▸ **Dataset entries on figures**:
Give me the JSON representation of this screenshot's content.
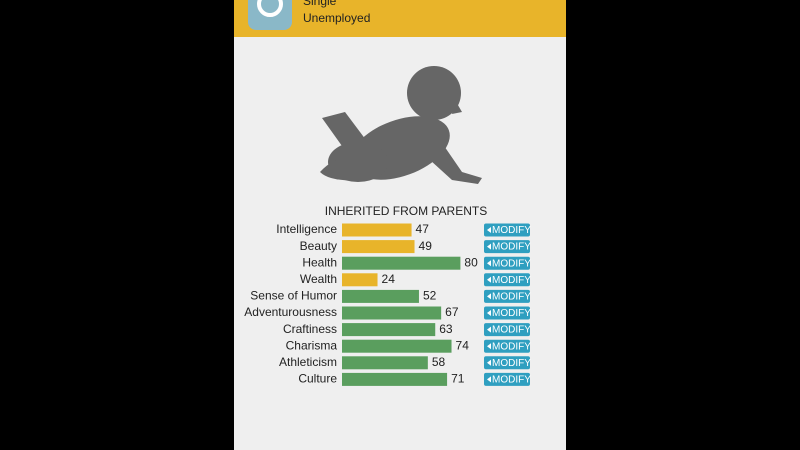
{
  "header": {
    "status": "Single",
    "job": "Unemployed"
  },
  "section_title": "INHERITED FROM PARENTS",
  "button_label": "MODIFY",
  "stats": [
    {
      "name": "Intelligence",
      "value": 47,
      "color": "#e8b42a"
    },
    {
      "name": "Beauty",
      "value": 49,
      "color": "#e8b42a"
    },
    {
      "name": "Health",
      "value": 80,
      "color": "#5a9e5e"
    },
    {
      "name": "Wealth",
      "value": 24,
      "color": "#e8b42a"
    },
    {
      "name": "Sense of Humor",
      "value": 52,
      "color": "#5a9e5e"
    },
    {
      "name": "Adventurousness",
      "value": 67,
      "color": "#5a9e5e"
    },
    {
      "name": "Craftiness",
      "value": 63,
      "color": "#5a9e5e"
    },
    {
      "name": "Charisma",
      "value": 74,
      "color": "#5a9e5e"
    },
    {
      "name": "Athleticism",
      "value": 58,
      "color": "#5a9e5e"
    },
    {
      "name": "Culture",
      "value": 71,
      "color": "#5a9e5e"
    }
  ]
}
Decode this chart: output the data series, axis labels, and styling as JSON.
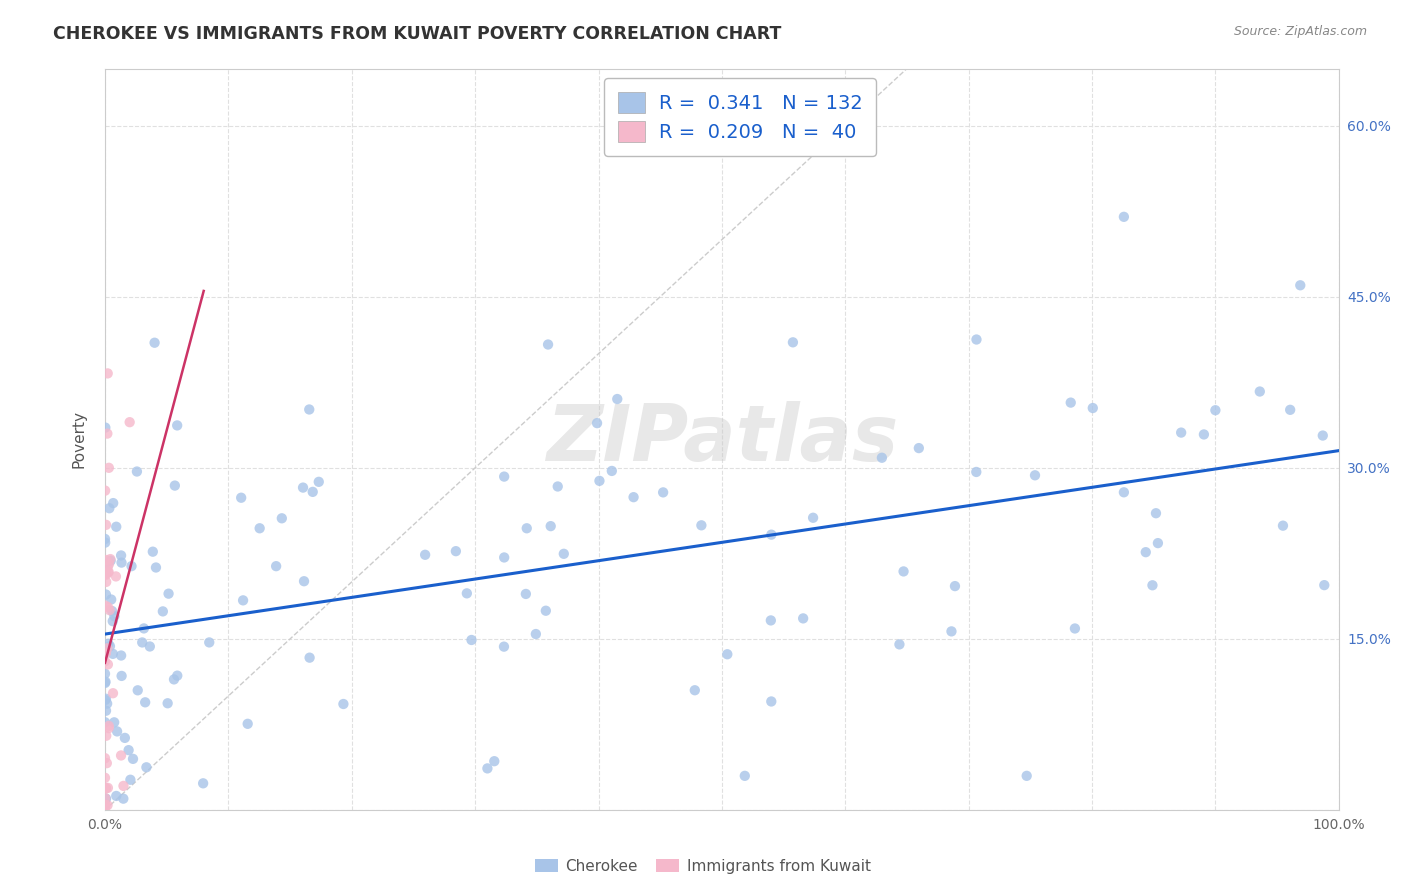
{
  "title": "CHEROKEE VS IMMIGRANTS FROM KUWAIT POVERTY CORRELATION CHART",
  "source": "Source: ZipAtlas.com",
  "ylabel": "Poverty",
  "xlim": [
    0,
    1.0
  ],
  "ylim": [
    0,
    0.65
  ],
  "cherokee_R": 0.341,
  "cherokee_N": 132,
  "kuwait_R": 0.209,
  "kuwait_N": 40,
  "cherokee_color": "#a8c4e8",
  "kuwait_color": "#f5b8cb",
  "trendline_cherokee_color": "#1a5fcc",
  "trendline_kuwait_color": "#cc3366",
  "diagonal_color": "#cccccc",
  "watermark": "ZIPatlas",
  "ytick_color": "#4472c4",
  "xtick_color": "#666666",
  "title_color": "#333333",
  "source_color": "#888888",
  "grid_color": "#e0e0e0",
  "legend_text_color": "#1a5fcc"
}
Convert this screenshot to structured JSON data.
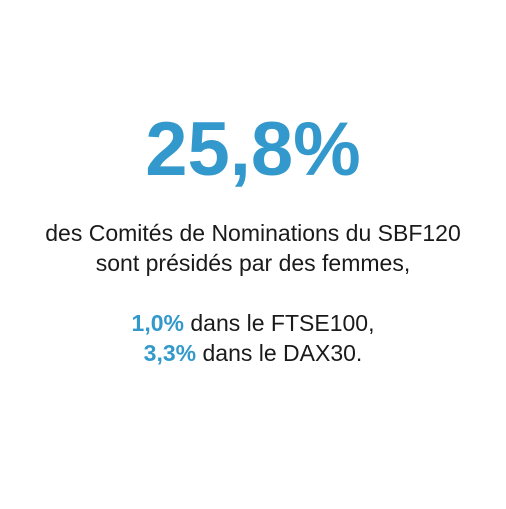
{
  "colors": {
    "accent": "#3399cc",
    "text": "#1a1a1a",
    "background": "#ffffff"
  },
  "headline": {
    "value": "25,8%"
  },
  "description": {
    "line1": "des Comités de Nominations du SBF120",
    "line2": "sont présidés par des femmes,"
  },
  "comparisons": [
    {
      "value": "1,0%",
      "text": " dans le FTSE100,"
    },
    {
      "value": "3,3%",
      "text": " dans le DAX30."
    }
  ]
}
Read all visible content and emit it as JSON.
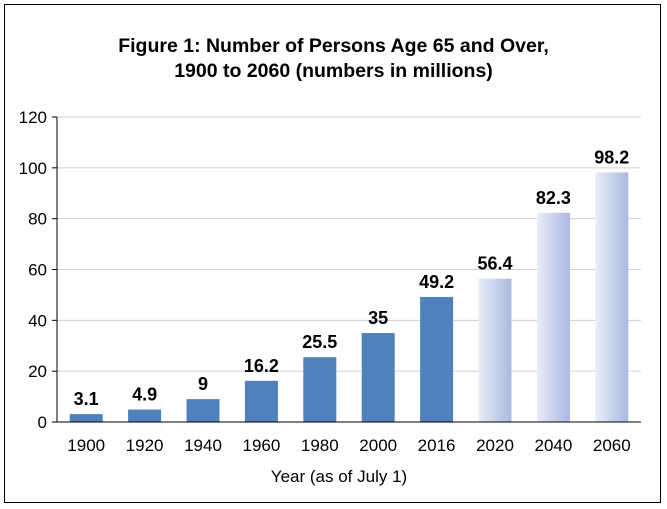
{
  "chart_data": {
    "type": "bar",
    "title_line1": "Figure 1:  Number of Persons Age 65 and Over,",
    "title_line2": "1900 to 2060 (numbers in millions)",
    "xlabel": "Year (as of July 1)",
    "ylabel": "",
    "ylim": [
      0,
      120
    ],
    "yticks": [
      "0",
      "20",
      "40",
      "60",
      "80",
      "100",
      "120"
    ],
    "grid": true,
    "categories": [
      "1900",
      "1920",
      "1940",
      "1960",
      "1980",
      "2000",
      "2016",
      "2020",
      "2040",
      "2060"
    ],
    "values": [
      3.1,
      4.9,
      9,
      16.2,
      25.5,
      35,
      49.2,
      56.4,
      82.3,
      98.2
    ],
    "value_labels": [
      "3.1",
      "4.9",
      "9",
      "16.2",
      "25.5",
      "35",
      "49.2",
      "56.4",
      "82.3",
      "98.2"
    ],
    "projected_from_index": 7,
    "colors": {
      "actual": "#4f81bd",
      "projected_light": "#e9edf8",
      "projected_dark": "#aab9e0",
      "grid": "#d0d0d0",
      "axis": "#000000"
    }
  }
}
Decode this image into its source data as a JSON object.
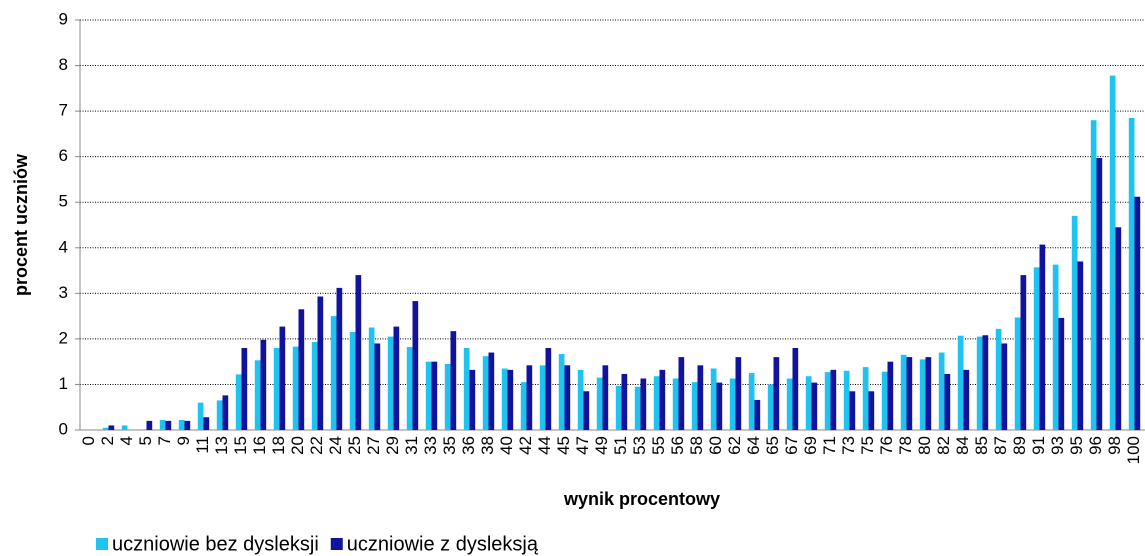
{
  "chart_data": {
    "type": "bar",
    "x_label": "wynik procentowy",
    "y_label": "procent uczniów",
    "categories": [
      "0",
      "2",
      "4",
      "5",
      "7",
      "9",
      "11",
      "13",
      "15",
      "16",
      "18",
      "20",
      "22",
      "24",
      "25",
      "27",
      "29",
      "31",
      "33",
      "35",
      "36",
      "38",
      "40",
      "42",
      "44",
      "45",
      "47",
      "49",
      "51",
      "53",
      "55",
      "56",
      "58",
      "60",
      "62",
      "64",
      "65",
      "67",
      "69",
      "71",
      "73",
      "75",
      "76",
      "78",
      "80",
      "82",
      "84",
      "85",
      "87",
      "89",
      "91",
      "93",
      "95",
      "96",
      "98",
      "100"
    ],
    "series": [
      {
        "name": "uczniowie bez dysleksji",
        "color": "#1ec3f2",
        "values": [
          0,
          0.05,
          0.1,
          0,
          0.22,
          0.22,
          0.6,
          0.65,
          1.22,
          1.53,
          1.8,
          1.83,
          1.93,
          2.5,
          2.15,
          2.25,
          2.05,
          1.82,
          1.5,
          1.45,
          1.8,
          1.62,
          1.35,
          1.05,
          1.42,
          1.67,
          1.32,
          1.15,
          0.97,
          0.95,
          1.18,
          1.13,
          1.05,
          1.35,
          1.13,
          1.25,
          1.0,
          1.13,
          1.18,
          1.27,
          1.3,
          1.38,
          1.28,
          1.65,
          1.55,
          1.7,
          2.07,
          2.05,
          2.22,
          2.47,
          3.57,
          3.63,
          4.7,
          6.8,
          7.78,
          6.85
        ]
      },
      {
        "name": "uczniowie z dysleksją",
        "color": "#12129c",
        "values": [
          0,
          0.1,
          0,
          0.2,
          0.2,
          0.2,
          0.28,
          0.76,
          1.8,
          1.98,
          2.27,
          2.65,
          2.93,
          3.12,
          3.4,
          1.9,
          2.27,
          2.83,
          1.5,
          2.17,
          1.32,
          1.7,
          1.32,
          1.42,
          1.8,
          1.42,
          0.85,
          1.42,
          1.23,
          1.13,
          1.32,
          1.6,
          1.42,
          1.04,
          1.6,
          0.66,
          1.6,
          1.8,
          1.04,
          1.32,
          0.85,
          0.85,
          1.5,
          1.6,
          1.6,
          1.23,
          1.32,
          2.08,
          1.9,
          3.4,
          4.07,
          2.46,
          3.7,
          5.97,
          4.45,
          5.12
        ]
      }
    ],
    "ylim": [
      0,
      9
    ],
    "yticks": [
      0,
      1,
      2,
      3,
      4,
      5,
      6,
      7,
      8,
      9
    ],
    "grid": true,
    "legend": "bottom-left"
  }
}
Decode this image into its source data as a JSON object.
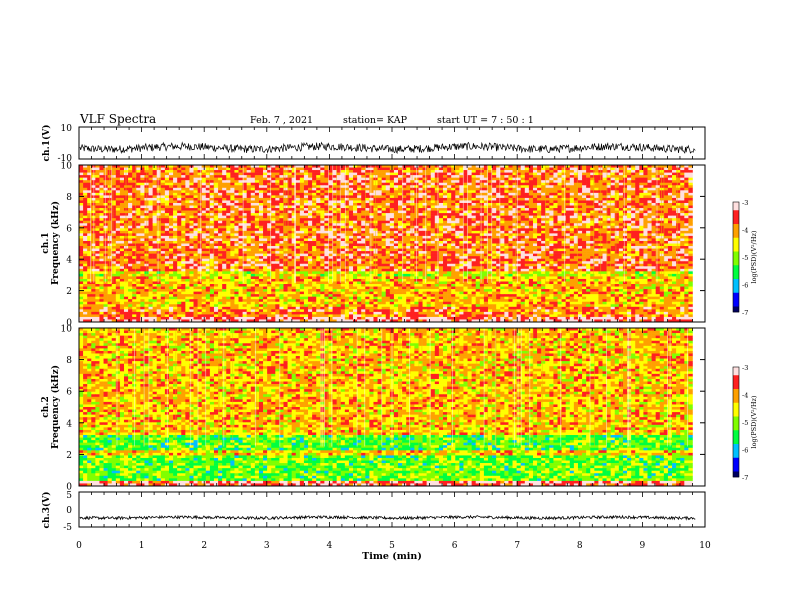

▸ **GOAL OF THE EXERCISE**: Reproduce the material above in full and without alteration, but skip all pictures.

▸ **COMPLETE RESPONSE**:
Give me the JSON representation of this screenshot's content.
{
  "header": {
    "status": "Single",
    "job": "Unemployed"
  },
  "section_title": "INHERITED FROM PARENTS",
  "button_label": "MODIFY",
  "stats": [
    {
      "name": "Intelligence",
      "value": 47,
      "color": "#e8b42a"
    },
    {
      "name": "Beauty",
      "value": 49,
      "color": "#e8b42a"
    },
    {
      "name": "Health",
      "value": 80,
      "color": "#5a9e5e"
    },
    {
      "name": "Wealth",
      "value": 24,
      "color": "#e8b42a"
    },
    {
      "name": "Sense of Humor",
      "value": 52,
      "color": "#5a9e5e"
    },
    {
      "name": "Adventurousness",
      "value": 67,
      "color": "#5a9e5e"
    },
    {
      "name": "Craftiness",
      "value": 63,
      "color": "#5a9e5e"
    },
    {
      "name": "Charisma",
      "value": 74,
      "color": "#5a9e5e"
    },
    {
      "name": "Athleticism",
      "value": 58,
      "color": "#5a9e5e"
    },
    {
      "name": "Culture",
      "value": 71,
      "color": "#5a9e5e"
    }
  ]
}
Decode this chart: output the data series, axis labels, and styling as JSON.
{
  "title": "CHEROKEE VS IMMIGRANTS FROM KUWAIT POVERTY CORRELATION CHART",
  "source": "Source: ZipAtlas.com",
  "ylabel": "Poverty",
  "xlim": [
    0,
    1.0
  ],
  "ylim": [
    0,
    0.65
  ],
  "cherokee_R": 0.341,
  "cherokee_N": 132,
  "kuwait_R": 0.209,
  "kuwait_N": 40,
  "cherokee_color": "#a8c4e8",
  "kuwait_color": "#f5b8cb",
  "trendline_cherokee_color": "#1a5fcc",
  "trendline_kuwait_color": "#cc3366",
  "diagonal_color": "#cccccc",
  "watermark": "ZIPatlas",
  "ytick_color": "#4472c4",
  "xtick_color": "#666666",
  "title_color": "#333333",
  "source_color": "#888888",
  "grid_color": "#e0e0e0",
  "legend_text_color": "#1a5fcc"
}
Convert this screenshot to structured JSON data.
{
  "colors": {
    "accent": "#3399cc",
    "text": "#1a1a1a",
    "background": "#ffffff"
  },
  "headline": {
    "value": "25,8%"
  },
  "description": {
    "line1": "des Comités de Nominations du SBF120",
    "line2": "sont présidés par des femmes,"
  },
  "comparisons": [
    {
      "value": "1,0%",
      "text": " dans le FTSE100,"
    },
    {
      "value": "3,3%",
      "text": " dans le DAX30."
    }
  ]
}
Read all visible content and emit it as JSON.
{
  "chart_data": {
    "type": "bar",
    "title_line1": "Figure 1:  Number of Persons Age 65 and Over,",
    "title_line2": "1900 to 2060 (numbers in millions)",
    "xlabel": "Year (as of July 1)",
    "ylabel": "",
    "ylim": [
      0,
      120
    ],
    "yticks": [
      "0",
      "20",
      "40",
      "60",
      "80",
      "100",
      "120"
    ],
    "grid": true,
    "categories": [
      "1900",
      "1920",
      "1940",
      "1960",
      "1980",
      "2000",
      "2016",
      "2020",
      "2040",
      "2060"
    ],
    "values": [
      3.1,
      4.9,
      9,
      16.2,
      25.5,
      35,
      49.2,
      56.4,
      82.3,
      98.2
    ],
    "value_labels": [
      "3.1",
      "4.9",
      "9",
      "16.2",
      "25.5",
      "35",
      "49.2",
      "56.4",
      "82.3",
      "98.2"
    ],
    "projected_from_index": 7,
    "colors": {
      "actual": "#4f81bd",
      "projected_light": "#e9edf8",
      "projected_dark": "#aab9e0",
      "grid": "#d0d0d0",
      "axis": "#000000"
    }
  }
}
Decode this image into its source data as a JSON object.
{
  "chart_data": {
    "type": "bar",
    "x_label": "wynik procentowy",
    "y_label": "procent uczniów",
    "categories": [
      "0",
      "2",
      "4",
      "5",
      "7",
      "9",
      "11",
      "13",
      "15",
      "16",
      "18",
      "20",
      "22",
      "24",
      "25",
      "27",
      "29",
      "31",
      "33",
      "35",
      "36",
      "38",
      "40",
      "42",
      "44",
      "45",
      "47",
      "49",
      "51",
      "53",
      "55",
      "56",
      "58",
      "60",
      "62",
      "64",
      "65",
      "67",
      "69",
      "71",
      "73",
      "75",
      "76",
      "78",
      "80",
      "82",
      "84",
      "85",
      "87",
      "89",
      "91",
      "93",
      "95",
      "96",
      "98",
      "100"
    ],
    "series": [
      {
        "name": "uczniowie bez dysleksji",
        "color": "#1ec3f2",
        "values": [
          0,
          0.05,
          0.1,
          0,
          0.22,
          0.22,
          0.6,
          0.65,
          1.22,
          1.53,
          1.8,
          1.83,
          1.93,
          2.5,
          2.15,
          2.25,
          2.05,
          1.82,
          1.5,
          1.45,
          1.8,
          1.62,
          1.35,
          1.05,
          1.42,
          1.67,
          1.32,
          1.15,
          0.97,
          0.95,
          1.18,
          1.13,
          1.05,
          1.35,
          1.13,
          1.25,
          1.0,
          1.13,
          1.18,
          1.27,
          1.3,
          1.38,
          1.28,
          1.65,
          1.55,
          1.7,
          2.07,
          2.05,
          2.22,
          2.47,
          3.57,
          3.63,
          4.7,
          6.8,
          7.78,
          6.85
        ]
      },
      {
        "name": "uczniowie z dysleksją",
        "color": "#12129c",
        "values": [
          0,
          0.1,
          0,
          0.2,
          0.2,
          0.2,
          0.28,
          0.76,
          1.8,
          1.98,
          2.27,
          2.65,
          2.93,
          3.12,
          3.4,
          1.9,
          2.27,
          2.83,
          1.5,
          2.17,
          1.32,
          1.7,
          1.32,
          1.42,
          1.8,
          1.42,
          0.85,
          1.42,
          1.23,
          1.13,
          1.32,
          1.6,
          1.42,
          1.04,
          1.6,
          0.66,
          1.6,
          1.8,
          1.04,
          1.32,
          0.85,
          0.85,
          1.5,
          1.6,
          1.6,
          1.23,
          1.32,
          2.08,
          1.9,
          3.4,
          4.07,
          2.46,
          3.7,
          5.97,
          4.45,
          5.12
        ]
      }
    ],
    "ylim": [
      0,
      9
    ],
    "yticks": [
      0,
      1,
      2,
      3,
      4,
      5,
      6,
      7,
      8,
      9
    ],
    "grid": true,
    "legend": "bottom-left"
  }
}
Decode this image into its source data as a JSON object.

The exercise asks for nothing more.